Your instructions:
Return every row below that contains the word "center".

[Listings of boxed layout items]
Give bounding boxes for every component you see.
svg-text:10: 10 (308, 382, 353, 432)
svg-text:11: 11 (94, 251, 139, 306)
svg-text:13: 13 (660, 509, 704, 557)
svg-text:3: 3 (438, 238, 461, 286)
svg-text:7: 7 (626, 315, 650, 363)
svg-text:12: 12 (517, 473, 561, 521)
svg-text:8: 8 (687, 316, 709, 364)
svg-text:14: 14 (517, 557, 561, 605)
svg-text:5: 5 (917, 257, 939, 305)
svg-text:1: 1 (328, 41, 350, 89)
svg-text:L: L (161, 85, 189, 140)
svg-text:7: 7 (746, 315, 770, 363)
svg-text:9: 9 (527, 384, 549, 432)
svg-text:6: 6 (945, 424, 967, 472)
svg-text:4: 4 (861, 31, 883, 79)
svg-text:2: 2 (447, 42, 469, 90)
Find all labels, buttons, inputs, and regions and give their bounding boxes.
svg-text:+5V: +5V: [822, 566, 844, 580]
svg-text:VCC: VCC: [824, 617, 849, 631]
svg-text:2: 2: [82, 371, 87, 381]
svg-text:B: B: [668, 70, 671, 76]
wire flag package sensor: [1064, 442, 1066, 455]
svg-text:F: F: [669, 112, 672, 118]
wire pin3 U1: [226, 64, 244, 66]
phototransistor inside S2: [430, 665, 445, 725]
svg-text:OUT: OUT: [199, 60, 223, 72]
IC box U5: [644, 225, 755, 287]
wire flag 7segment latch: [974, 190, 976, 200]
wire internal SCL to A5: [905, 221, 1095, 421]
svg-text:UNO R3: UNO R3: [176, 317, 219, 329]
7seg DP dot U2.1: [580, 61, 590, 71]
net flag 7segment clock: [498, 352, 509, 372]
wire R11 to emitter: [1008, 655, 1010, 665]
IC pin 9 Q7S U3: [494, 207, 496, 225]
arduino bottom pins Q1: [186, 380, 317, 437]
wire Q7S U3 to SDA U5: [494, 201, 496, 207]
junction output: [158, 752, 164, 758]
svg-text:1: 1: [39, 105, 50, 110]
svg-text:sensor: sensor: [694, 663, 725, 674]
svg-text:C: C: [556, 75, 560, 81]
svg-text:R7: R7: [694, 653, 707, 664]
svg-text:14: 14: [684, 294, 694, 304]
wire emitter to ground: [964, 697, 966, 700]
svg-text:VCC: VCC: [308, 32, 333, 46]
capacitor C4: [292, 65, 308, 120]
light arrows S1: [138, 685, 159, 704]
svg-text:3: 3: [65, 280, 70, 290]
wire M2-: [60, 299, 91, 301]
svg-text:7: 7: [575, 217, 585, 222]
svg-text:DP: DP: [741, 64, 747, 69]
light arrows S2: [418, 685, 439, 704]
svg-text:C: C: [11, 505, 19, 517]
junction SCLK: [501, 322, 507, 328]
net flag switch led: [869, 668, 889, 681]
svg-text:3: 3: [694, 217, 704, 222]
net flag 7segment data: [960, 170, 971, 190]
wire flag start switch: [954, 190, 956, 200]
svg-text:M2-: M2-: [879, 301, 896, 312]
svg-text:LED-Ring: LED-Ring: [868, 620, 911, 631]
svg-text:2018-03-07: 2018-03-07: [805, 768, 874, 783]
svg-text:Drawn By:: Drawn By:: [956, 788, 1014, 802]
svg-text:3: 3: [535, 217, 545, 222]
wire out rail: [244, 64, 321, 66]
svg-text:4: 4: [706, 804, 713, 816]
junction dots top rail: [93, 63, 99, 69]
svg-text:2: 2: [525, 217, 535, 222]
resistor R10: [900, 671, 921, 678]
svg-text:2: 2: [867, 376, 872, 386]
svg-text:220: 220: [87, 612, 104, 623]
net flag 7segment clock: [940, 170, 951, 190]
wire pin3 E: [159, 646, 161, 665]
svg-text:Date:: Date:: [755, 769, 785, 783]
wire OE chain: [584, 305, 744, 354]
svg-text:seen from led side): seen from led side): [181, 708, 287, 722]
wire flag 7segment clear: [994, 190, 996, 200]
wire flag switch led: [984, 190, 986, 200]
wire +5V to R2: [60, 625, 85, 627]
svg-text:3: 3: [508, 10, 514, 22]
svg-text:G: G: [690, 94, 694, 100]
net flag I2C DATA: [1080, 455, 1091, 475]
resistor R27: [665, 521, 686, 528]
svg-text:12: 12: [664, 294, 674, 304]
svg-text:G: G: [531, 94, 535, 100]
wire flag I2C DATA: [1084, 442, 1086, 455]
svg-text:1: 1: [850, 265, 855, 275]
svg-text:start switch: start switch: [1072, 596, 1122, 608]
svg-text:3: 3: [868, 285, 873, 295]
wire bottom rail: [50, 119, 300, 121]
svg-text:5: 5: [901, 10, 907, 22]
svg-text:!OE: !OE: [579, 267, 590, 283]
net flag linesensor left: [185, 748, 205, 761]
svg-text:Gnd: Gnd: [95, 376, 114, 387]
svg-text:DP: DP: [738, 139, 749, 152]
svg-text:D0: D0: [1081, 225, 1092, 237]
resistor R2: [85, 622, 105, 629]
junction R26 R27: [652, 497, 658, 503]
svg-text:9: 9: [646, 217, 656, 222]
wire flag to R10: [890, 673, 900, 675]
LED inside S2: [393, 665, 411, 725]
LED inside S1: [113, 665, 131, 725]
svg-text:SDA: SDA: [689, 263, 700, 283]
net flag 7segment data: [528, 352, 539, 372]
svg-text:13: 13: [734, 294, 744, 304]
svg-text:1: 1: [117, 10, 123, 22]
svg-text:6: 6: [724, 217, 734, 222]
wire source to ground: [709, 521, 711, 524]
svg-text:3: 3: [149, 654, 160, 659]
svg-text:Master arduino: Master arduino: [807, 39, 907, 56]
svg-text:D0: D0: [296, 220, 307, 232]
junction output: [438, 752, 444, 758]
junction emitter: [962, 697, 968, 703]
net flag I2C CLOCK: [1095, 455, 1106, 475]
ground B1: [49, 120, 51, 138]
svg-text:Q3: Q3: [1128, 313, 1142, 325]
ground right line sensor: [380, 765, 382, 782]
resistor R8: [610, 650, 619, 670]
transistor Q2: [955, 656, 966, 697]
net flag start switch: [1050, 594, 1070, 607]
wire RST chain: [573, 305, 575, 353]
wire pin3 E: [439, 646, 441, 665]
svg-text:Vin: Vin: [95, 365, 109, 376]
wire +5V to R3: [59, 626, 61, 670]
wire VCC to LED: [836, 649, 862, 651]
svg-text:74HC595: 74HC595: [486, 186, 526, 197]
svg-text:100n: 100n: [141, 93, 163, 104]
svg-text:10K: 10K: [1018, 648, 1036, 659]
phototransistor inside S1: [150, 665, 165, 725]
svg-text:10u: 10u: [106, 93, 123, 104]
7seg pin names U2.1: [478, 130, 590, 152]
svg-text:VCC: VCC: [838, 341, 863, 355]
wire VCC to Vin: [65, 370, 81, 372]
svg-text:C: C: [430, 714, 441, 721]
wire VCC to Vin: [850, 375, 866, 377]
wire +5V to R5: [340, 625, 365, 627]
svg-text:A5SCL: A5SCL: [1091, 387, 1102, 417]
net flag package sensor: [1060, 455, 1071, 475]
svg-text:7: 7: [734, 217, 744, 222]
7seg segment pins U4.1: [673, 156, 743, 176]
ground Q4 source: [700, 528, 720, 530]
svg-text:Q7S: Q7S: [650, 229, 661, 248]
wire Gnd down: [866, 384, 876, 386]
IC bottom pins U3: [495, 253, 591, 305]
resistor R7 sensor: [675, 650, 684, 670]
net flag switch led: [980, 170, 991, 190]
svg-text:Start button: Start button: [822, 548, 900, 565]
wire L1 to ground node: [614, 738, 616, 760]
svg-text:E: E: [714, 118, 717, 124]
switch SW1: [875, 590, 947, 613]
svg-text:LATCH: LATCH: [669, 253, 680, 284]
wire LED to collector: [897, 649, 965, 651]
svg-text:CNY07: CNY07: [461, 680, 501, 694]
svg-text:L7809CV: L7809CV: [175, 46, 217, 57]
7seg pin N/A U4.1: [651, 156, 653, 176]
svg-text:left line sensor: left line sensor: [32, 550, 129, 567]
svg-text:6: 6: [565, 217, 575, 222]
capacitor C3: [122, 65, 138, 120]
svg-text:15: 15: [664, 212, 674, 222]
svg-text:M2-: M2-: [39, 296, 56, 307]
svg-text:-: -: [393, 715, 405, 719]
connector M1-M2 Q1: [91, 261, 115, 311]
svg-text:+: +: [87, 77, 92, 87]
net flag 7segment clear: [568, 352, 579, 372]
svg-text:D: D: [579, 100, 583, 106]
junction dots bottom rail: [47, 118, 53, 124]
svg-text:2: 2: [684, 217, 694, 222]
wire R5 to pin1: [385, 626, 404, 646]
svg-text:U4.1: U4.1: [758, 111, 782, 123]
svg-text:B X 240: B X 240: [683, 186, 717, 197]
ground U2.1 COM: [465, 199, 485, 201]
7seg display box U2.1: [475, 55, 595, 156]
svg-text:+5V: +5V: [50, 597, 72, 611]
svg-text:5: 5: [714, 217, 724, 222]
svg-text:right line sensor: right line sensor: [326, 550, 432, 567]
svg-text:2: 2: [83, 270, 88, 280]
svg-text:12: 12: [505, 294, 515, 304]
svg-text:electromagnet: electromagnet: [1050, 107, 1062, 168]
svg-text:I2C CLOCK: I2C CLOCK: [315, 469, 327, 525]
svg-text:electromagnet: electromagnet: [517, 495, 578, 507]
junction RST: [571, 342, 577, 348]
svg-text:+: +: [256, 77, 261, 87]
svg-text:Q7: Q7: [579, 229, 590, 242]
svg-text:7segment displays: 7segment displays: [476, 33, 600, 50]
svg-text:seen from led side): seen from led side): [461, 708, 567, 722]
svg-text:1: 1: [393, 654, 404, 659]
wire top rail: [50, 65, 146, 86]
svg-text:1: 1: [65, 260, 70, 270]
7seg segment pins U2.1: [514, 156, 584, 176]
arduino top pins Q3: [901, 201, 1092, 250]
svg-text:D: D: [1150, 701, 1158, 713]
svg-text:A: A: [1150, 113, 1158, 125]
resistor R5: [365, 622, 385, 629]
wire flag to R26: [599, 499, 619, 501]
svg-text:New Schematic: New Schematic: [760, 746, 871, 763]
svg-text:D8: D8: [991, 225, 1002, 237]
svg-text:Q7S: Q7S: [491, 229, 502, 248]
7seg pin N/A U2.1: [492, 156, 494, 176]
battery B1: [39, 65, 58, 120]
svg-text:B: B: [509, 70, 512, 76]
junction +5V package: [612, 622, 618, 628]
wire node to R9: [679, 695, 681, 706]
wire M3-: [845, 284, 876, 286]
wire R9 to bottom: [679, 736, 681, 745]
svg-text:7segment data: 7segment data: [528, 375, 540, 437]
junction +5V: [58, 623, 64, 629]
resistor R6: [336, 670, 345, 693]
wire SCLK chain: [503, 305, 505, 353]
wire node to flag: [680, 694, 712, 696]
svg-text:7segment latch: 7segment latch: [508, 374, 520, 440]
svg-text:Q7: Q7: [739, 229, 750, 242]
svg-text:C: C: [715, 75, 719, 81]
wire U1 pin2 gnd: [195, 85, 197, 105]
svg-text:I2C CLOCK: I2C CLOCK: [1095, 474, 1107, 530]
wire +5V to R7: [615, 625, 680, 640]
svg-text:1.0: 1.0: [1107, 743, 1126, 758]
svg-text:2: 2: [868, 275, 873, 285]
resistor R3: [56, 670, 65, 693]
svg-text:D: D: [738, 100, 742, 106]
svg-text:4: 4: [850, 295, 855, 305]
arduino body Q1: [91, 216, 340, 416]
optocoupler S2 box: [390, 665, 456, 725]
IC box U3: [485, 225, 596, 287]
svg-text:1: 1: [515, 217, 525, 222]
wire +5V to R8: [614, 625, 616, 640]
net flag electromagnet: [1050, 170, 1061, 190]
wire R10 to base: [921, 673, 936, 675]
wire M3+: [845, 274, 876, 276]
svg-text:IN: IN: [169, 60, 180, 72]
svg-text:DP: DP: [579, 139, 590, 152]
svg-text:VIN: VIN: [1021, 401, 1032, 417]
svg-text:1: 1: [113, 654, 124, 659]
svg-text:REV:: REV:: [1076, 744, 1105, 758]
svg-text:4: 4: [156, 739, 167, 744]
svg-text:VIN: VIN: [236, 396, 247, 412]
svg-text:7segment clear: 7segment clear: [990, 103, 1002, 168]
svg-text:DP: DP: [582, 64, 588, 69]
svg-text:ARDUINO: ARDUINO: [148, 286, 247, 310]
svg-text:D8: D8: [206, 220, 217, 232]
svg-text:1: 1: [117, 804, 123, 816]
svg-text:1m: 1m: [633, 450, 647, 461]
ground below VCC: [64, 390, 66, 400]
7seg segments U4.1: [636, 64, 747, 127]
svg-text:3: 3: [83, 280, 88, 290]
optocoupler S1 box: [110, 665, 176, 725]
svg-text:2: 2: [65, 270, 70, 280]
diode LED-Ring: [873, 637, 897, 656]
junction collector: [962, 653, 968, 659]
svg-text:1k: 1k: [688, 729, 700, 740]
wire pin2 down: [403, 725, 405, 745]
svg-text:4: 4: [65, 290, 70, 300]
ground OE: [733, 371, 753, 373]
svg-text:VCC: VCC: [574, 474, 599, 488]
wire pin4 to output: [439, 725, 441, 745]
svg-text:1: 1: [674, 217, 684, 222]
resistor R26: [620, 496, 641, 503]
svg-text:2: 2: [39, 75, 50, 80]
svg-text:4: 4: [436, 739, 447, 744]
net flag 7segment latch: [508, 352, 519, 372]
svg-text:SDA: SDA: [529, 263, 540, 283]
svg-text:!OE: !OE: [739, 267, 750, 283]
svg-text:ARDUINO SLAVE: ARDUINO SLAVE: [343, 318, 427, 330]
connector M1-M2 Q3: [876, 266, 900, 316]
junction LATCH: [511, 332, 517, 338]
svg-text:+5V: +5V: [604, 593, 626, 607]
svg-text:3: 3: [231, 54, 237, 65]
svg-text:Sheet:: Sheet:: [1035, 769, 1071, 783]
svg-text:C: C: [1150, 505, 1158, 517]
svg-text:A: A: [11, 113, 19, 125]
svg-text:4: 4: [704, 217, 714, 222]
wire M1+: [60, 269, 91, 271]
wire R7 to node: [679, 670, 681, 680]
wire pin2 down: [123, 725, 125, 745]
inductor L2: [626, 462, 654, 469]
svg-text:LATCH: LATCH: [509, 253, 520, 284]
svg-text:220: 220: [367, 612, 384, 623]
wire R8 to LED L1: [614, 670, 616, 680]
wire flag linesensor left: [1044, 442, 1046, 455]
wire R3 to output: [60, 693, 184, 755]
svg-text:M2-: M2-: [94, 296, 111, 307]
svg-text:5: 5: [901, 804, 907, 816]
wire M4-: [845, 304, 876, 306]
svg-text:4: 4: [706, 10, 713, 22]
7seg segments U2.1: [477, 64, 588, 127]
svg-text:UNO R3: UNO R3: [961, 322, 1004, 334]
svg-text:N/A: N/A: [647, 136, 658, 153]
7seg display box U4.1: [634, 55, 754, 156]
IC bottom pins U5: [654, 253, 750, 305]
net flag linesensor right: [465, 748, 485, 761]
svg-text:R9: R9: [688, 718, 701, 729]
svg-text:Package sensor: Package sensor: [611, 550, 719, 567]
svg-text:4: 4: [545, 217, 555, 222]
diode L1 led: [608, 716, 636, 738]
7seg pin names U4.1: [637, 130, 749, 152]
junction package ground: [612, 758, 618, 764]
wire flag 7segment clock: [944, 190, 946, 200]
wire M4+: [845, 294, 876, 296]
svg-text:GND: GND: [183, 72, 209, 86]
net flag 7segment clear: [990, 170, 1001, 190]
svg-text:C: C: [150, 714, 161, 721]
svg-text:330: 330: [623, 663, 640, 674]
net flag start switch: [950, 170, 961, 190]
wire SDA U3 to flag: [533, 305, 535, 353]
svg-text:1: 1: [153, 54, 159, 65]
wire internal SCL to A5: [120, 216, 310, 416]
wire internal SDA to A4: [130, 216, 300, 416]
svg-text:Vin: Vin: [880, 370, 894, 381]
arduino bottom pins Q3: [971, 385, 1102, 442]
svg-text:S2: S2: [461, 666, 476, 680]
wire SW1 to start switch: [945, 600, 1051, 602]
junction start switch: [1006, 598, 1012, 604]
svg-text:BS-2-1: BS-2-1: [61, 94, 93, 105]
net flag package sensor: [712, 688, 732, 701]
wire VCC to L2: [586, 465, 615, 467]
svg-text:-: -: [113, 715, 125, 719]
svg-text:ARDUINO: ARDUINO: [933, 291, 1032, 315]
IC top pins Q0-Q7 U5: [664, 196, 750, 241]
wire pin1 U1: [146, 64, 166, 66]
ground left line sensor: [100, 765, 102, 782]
---
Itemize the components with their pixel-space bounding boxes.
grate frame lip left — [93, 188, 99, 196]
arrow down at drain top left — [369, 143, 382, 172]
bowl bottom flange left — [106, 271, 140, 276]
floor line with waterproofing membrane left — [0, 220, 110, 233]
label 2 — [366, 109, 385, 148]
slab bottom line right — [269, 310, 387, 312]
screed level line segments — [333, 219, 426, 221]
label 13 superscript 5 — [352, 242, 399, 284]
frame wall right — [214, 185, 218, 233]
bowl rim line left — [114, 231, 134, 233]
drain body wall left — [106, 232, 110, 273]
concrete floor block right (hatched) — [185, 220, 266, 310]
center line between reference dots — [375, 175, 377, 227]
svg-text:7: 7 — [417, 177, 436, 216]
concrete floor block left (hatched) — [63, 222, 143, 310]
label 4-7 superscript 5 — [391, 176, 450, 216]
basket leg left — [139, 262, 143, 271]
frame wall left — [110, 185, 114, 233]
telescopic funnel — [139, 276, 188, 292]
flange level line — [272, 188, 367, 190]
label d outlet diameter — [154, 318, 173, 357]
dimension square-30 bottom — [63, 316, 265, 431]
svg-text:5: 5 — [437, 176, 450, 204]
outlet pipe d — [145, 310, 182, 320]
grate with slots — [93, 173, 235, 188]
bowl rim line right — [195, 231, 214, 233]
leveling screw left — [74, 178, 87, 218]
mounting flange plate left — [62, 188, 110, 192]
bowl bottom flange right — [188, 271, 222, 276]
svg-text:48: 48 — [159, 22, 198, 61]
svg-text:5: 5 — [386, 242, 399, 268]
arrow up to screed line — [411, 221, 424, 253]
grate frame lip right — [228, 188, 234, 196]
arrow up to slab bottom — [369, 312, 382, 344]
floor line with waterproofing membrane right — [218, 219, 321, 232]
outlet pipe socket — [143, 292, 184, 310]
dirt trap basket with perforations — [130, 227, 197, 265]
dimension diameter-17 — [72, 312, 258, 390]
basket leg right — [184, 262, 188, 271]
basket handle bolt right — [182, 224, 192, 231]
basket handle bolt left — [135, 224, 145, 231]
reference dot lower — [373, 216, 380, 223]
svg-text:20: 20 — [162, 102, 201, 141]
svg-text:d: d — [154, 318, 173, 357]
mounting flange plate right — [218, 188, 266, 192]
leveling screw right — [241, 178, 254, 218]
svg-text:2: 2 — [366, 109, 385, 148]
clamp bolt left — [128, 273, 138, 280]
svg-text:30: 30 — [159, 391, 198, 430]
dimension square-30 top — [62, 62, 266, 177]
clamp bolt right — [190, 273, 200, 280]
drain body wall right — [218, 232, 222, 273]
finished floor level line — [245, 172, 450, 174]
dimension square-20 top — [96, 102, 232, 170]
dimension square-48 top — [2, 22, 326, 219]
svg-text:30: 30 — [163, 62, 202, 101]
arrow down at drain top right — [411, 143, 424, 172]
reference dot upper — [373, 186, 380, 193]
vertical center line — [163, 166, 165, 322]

Completed task:
center line between reference dots — [375, 175, 377, 227]
vertical center line — [163, 166, 165, 322]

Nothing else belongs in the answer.